* _PROBLEM_:
Emit the entire listing verbatim.

(Data listing)
## begin

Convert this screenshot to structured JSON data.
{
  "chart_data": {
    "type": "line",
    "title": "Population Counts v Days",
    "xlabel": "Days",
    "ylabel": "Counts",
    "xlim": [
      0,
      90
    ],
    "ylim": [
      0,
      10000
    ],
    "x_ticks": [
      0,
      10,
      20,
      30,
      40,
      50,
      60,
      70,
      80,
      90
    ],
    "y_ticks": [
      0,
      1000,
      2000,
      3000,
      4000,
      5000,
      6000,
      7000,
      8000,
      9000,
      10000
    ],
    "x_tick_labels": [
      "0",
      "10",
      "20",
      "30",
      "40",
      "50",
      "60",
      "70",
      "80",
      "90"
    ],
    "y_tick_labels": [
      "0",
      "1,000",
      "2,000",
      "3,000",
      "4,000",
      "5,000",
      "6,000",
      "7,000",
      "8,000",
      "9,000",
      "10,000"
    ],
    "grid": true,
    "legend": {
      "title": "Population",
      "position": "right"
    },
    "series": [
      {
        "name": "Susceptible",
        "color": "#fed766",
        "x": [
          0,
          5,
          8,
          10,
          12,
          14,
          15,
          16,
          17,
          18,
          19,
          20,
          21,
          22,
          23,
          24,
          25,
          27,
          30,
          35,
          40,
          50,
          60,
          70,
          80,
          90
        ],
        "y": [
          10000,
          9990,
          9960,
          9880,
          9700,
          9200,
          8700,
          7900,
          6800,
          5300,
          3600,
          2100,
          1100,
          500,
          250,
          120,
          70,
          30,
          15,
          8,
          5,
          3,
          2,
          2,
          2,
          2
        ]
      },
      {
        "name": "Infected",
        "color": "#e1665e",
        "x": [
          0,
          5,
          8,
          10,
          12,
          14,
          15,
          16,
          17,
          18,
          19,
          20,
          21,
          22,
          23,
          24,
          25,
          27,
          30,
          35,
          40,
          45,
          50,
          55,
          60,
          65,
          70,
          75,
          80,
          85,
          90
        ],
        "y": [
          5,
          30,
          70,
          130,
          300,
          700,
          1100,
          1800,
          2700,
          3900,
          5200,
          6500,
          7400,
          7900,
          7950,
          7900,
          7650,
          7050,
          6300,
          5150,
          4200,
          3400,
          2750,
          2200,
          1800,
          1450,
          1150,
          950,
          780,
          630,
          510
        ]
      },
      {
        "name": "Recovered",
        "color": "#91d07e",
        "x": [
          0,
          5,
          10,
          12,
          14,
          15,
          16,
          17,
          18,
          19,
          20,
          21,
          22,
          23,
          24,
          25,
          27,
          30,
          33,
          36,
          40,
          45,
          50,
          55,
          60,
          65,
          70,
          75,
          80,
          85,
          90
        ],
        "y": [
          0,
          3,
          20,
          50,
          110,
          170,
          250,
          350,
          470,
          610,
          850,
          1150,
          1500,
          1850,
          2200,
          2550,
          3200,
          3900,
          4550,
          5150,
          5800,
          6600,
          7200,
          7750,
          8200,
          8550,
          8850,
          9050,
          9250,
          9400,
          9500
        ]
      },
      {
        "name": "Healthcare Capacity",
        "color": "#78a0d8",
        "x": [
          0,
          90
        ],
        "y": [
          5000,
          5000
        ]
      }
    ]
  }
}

## end

* _EXERCISE SOLUTION_:
Convert this screenshot to structured JSON data.
{
  "chart_data": {
    "type": "line",
    "title": "Population Counts v Days",
    "xlabel": "Days",
    "ylabel": "Counts",
    "xlim": [
      0,
      90
    ],
    "ylim": [
      0,
      10000
    ],
    "x_ticks": [
      0,
      10,
      20,
      30,
      40,
      50,
      60,
      70,
      80,
      90
    ],
    "y_ticks": [
      0,
      1000,
      2000,
      3000,
      4000,
      5000,
      6000,
      7000,
      8000,
      9000,
      10000
    ],
    "x_tick_labels": [
      "0",
      "10",
      "20",
      "30",
      "40",
      "50",
      "60",
      "70",
      "80",
      "90"
    ],
    "y_tick_labels": [
      "0",
      "1,000",
      "2,000",
      "3,000",
      "4,000",
      "5,000",
      "6,000",
      "7,000",
      "8,000",
      "9,000",
      "10,000"
    ],
    "grid": true,
    "legend": {
      "title": "Population",
      "position": "right"
    },
    "series": [
      {
        "name": "Susceptible",
        "color": "#fed766",
        "x": [
          0,
          5,
          8,
          10,
          12,
          14,
          15,
          16,
          17,
          18,
          19,
          20,
          21,
          22,
          23,
          24,
          25,
          27,
          30,
          35,
          40,
          50,
          60,
          70,
          80,
          90
        ],
        "y": [
          10000,
          9990,
          9960,
          9880,
          9700,
          9200,
          8700,
          7900,
          6800,
          5300,
          3600,
          2100,
          1100,
          500,
          250,
          120,
          70,
          30,
          15,
          8,
          5,
          3,
          2,
          2,
          2,
          2
        ]
      },
      {
        "name": "Infected",
        "color": "#e1665e",
        "x": [
          0,
          5,
          8,
          10,
          12,
          14,
          15,
          16,
          17,
          18,
          19,
          20,
          21,
          22,
          23,
          24,
          25,
          27,
          30,
          35,
          40,
          45,
          50,
          55,
          60,
          65,
          70,
          75,
          80,
          85,
          90
        ],
        "y": [
          5,
          30,
          70,
          130,
          300,
          700,
          1100,
          1800,
          2700,
          3900,
          5200,
          6500,
          7400,
          7900,
          7950,
          7900,
          7650,
          7050,
          6300,
          5150,
          4200,
          3400,
          2750,
          2200,
          1800,
          1450,
          1150,
          950,
          780,
          630,
          510
        ]
      },
      {
        "name": "Recovered",
        "color": "#91d07e",
        "x": [
          0,
          5,
          10,
          12,
          14,
          15,
          16,
          17,
          18,
          19,
          20,
          21,
          22,
          23,
          24,
          25,
          27,
          30,
          33,
          36,
          40,
          45,
          50,
          55,
          60,
          65,
          70,
          75,
          80,
          85,
          90
        ],
        "y": [
          0,
          3,
          20,
          50,
          110,
          170,
          250,
          350,
          470,
          610,
          850,
          1150,
          1500,
          1850,
          2200,
          2550,
          3200,
          3900,
          4550,
          5150,
          5800,
          6600,
          7200,
          7750,
          8200,
          8550,
          8850,
          9050,
          9250,
          9400,
          9500
        ]
      },
      {
        "name": "Healthcare Capacity",
        "color": "#78a0d8",
        "x": [
          0,
          90
        ],
        "y": [
          5000,
          5000
        ]
      }
    ]
  }
}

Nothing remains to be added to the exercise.